Task brief
Return all the entries exactly, keeping pictures out.

↓

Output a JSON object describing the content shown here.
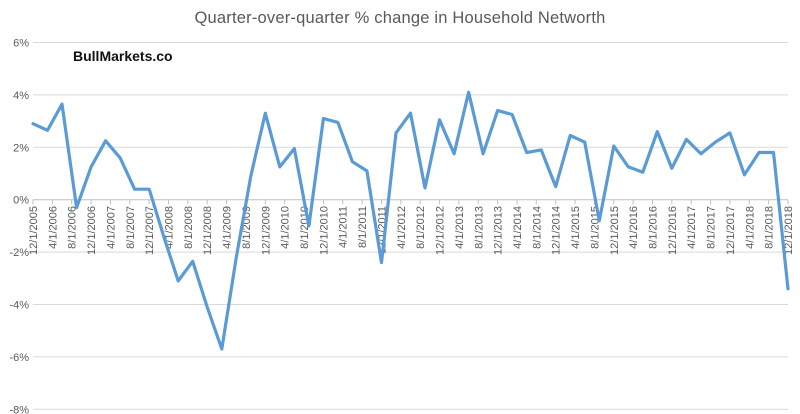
{
  "chart_data": {
    "type": "line",
    "title": "Quarter-over-quarter % change in Household Networth",
    "watermark": "BullMarkets.co",
    "xlabel": "",
    "ylabel": "",
    "ylim": [
      -8,
      6
    ],
    "grid": true,
    "legend": "none",
    "series_name": "QoQ % change in household net worth",
    "colors": {
      "line": "#5B9BD5",
      "gridline": "#D9D9D9",
      "axis": "#BFBFBF",
      "tick_text": "#595959",
      "title_text": "#595959",
      "watermark_text": "#111111"
    },
    "y_ticks": [
      {
        "label": "6%",
        "value": 6
      },
      {
        "label": "4%",
        "value": 4
      },
      {
        "label": "2%",
        "value": 2
      },
      {
        "label": "0%",
        "value": 0
      },
      {
        "label": "-2%",
        "value": -2
      },
      {
        "label": "-4%",
        "value": -4
      },
      {
        "label": "-6%",
        "value": -6
      },
      {
        "label": "-8%",
        "value": -8
      }
    ],
    "x_tick_labels": [
      "12/1/2005",
      "4/1/2006",
      "8/1/2006",
      "12/1/2006",
      "4/1/2007",
      "8/1/2007",
      "12/1/2007",
      "4/1/2008",
      "8/1/2008",
      "12/1/2008",
      "4/1/2009",
      "8/1/2009",
      "12/1/2009",
      "4/1/2010",
      "8/1/2010",
      "12/1/2010",
      "4/1/2011",
      "8/1/2011",
      "12/1/2011",
      "4/1/2012",
      "8/1/2012",
      "12/1/2012",
      "4/1/2013",
      "8/1/2013",
      "12/1/2013",
      "4/1/2014",
      "8/1/2014",
      "12/1/2014",
      "4/1/2015",
      "8/1/2015",
      "12/1/2015",
      "4/1/2016",
      "8/1/2016",
      "12/1/2016",
      "4/1/2017",
      "8/1/2017",
      "12/1/2017",
      "4/1/2018",
      "8/1/2018",
      "12/1/2018"
    ],
    "dates": [
      "12/1/2005",
      "3/1/2006",
      "6/1/2006",
      "9/1/2006",
      "12/1/2006",
      "3/1/2007",
      "6/1/2007",
      "9/1/2007",
      "12/1/2007",
      "3/1/2008",
      "6/1/2008",
      "9/1/2008",
      "12/1/2008",
      "3/1/2009",
      "6/1/2009",
      "9/1/2009",
      "12/1/2009",
      "3/1/2010",
      "6/1/2010",
      "9/1/2010",
      "12/1/2010",
      "3/1/2011",
      "6/1/2011",
      "9/1/2011",
      "12/1/2011",
      "3/1/2012",
      "6/1/2012",
      "9/1/2012",
      "12/1/2012",
      "3/1/2013",
      "6/1/2013",
      "9/1/2013",
      "12/1/2013",
      "3/1/2014",
      "6/1/2014",
      "9/1/2014",
      "12/1/2014",
      "3/1/2015",
      "6/1/2015",
      "9/1/2015",
      "12/1/2015",
      "3/1/2016",
      "6/1/2016",
      "9/1/2016",
      "12/1/2016",
      "3/1/2017",
      "6/1/2017",
      "9/1/2017",
      "12/1/2017",
      "3/1/2018",
      "6/1/2018",
      "9/1/2018",
      "12/1/2018"
    ],
    "values": [
      2.9,
      2.65,
      3.65,
      -0.3,
      1.25,
      2.25,
      1.6,
      0.4,
      0.4,
      -1.4,
      -3.1,
      -2.35,
      -4.1,
      -5.7,
      -2.2,
      0.9,
      3.3,
      1.25,
      1.95,
      -1.0,
      3.1,
      2.95,
      1.45,
      1.1,
      -2.4,
      2.55,
      3.3,
      0.45,
      3.05,
      1.75,
      4.1,
      1.75,
      3.4,
      3.25,
      1.8,
      1.9,
      0.5,
      2.45,
      2.2,
      -0.8,
      2.05,
      1.25,
      1.05,
      2.6,
      1.2,
      2.3,
      1.75,
      2.2,
      2.55,
      0.95,
      1.8,
      1.8,
      -3.4
    ]
  }
}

↑

Exercise response
Output a JSON object describing the content shown here.
{
  "chart_data": {
    "type": "line",
    "title": "Quarter-over-quarter % change in Household Networth",
    "watermark": "BullMarkets.co",
    "xlabel": "",
    "ylabel": "",
    "ylim": [
      -8,
      6
    ],
    "grid": true,
    "legend": "none",
    "series_name": "QoQ % change in household net worth",
    "colors": {
      "line": "#5B9BD5",
      "gridline": "#D9D9D9",
      "axis": "#BFBFBF",
      "tick_text": "#595959",
      "title_text": "#595959",
      "watermark_text": "#111111"
    },
    "y_ticks": [
      {
        "label": "6%",
        "value": 6
      },
      {
        "label": "4%",
        "value": 4
      },
      {
        "label": "2%",
        "value": 2
      },
      {
        "label": "0%",
        "value": 0
      },
      {
        "label": "-2%",
        "value": -2
      },
      {
        "label": "-4%",
        "value": -4
      },
      {
        "label": "-6%",
        "value": -6
      },
      {
        "label": "-8%",
        "value": -8
      }
    ],
    "x_tick_labels": [
      "12/1/2005",
      "4/1/2006",
      "8/1/2006",
      "12/1/2006",
      "4/1/2007",
      "8/1/2007",
      "12/1/2007",
      "4/1/2008",
      "8/1/2008",
      "12/1/2008",
      "4/1/2009",
      "8/1/2009",
      "12/1/2009",
      "4/1/2010",
      "8/1/2010",
      "12/1/2010",
      "4/1/2011",
      "8/1/2011",
      "12/1/2011",
      "4/1/2012",
      "8/1/2012",
      "12/1/2012",
      "4/1/2013",
      "8/1/2013",
      "12/1/2013",
      "4/1/2014",
      "8/1/2014",
      "12/1/2014",
      "4/1/2015",
      "8/1/2015",
      "12/1/2015",
      "4/1/2016",
      "8/1/2016",
      "12/1/2016",
      "4/1/2017",
      "8/1/2017",
      "12/1/2017",
      "4/1/2018",
      "8/1/2018",
      "12/1/2018"
    ],
    "dates": [
      "12/1/2005",
      "3/1/2006",
      "6/1/2006",
      "9/1/2006",
      "12/1/2006",
      "3/1/2007",
      "6/1/2007",
      "9/1/2007",
      "12/1/2007",
      "3/1/2008",
      "6/1/2008",
      "9/1/2008",
      "12/1/2008",
      "3/1/2009",
      "6/1/2009",
      "9/1/2009",
      "12/1/2009",
      "3/1/2010",
      "6/1/2010",
      "9/1/2010",
      "12/1/2010",
      "3/1/2011",
      "6/1/2011",
      "9/1/2011",
      "12/1/2011",
      "3/1/2012",
      "6/1/2012",
      "9/1/2012",
      "12/1/2012",
      "3/1/2013",
      "6/1/2013",
      "9/1/2013",
      "12/1/2013",
      "3/1/2014",
      "6/1/2014",
      "9/1/2014",
      "12/1/2014",
      "3/1/2015",
      "6/1/2015",
      "9/1/2015",
      "12/1/2015",
      "3/1/2016",
      "6/1/2016",
      "9/1/2016",
      "12/1/2016",
      "3/1/2017",
      "6/1/2017",
      "9/1/2017",
      "12/1/2017",
      "3/1/2018",
      "6/1/2018",
      "9/1/2018",
      "12/1/2018"
    ],
    "values": [
      2.9,
      2.65,
      3.65,
      -0.3,
      1.25,
      2.25,
      1.6,
      0.4,
      0.4,
      -1.4,
      -3.1,
      -2.35,
      -4.1,
      -5.7,
      -2.2,
      0.9,
      3.3,
      1.25,
      1.95,
      -1.0,
      3.1,
      2.95,
      1.45,
      1.1,
      -2.4,
      2.55,
      3.3,
      0.45,
      3.05,
      1.75,
      4.1,
      1.75,
      3.4,
      3.25,
      1.8,
      1.9,
      0.5,
      2.45,
      2.2,
      -0.8,
      2.05,
      1.25,
      1.05,
      2.6,
      1.2,
      2.3,
      1.75,
      2.2,
      2.55,
      0.95,
      1.8,
      1.8,
      -3.4
    ]
  }
}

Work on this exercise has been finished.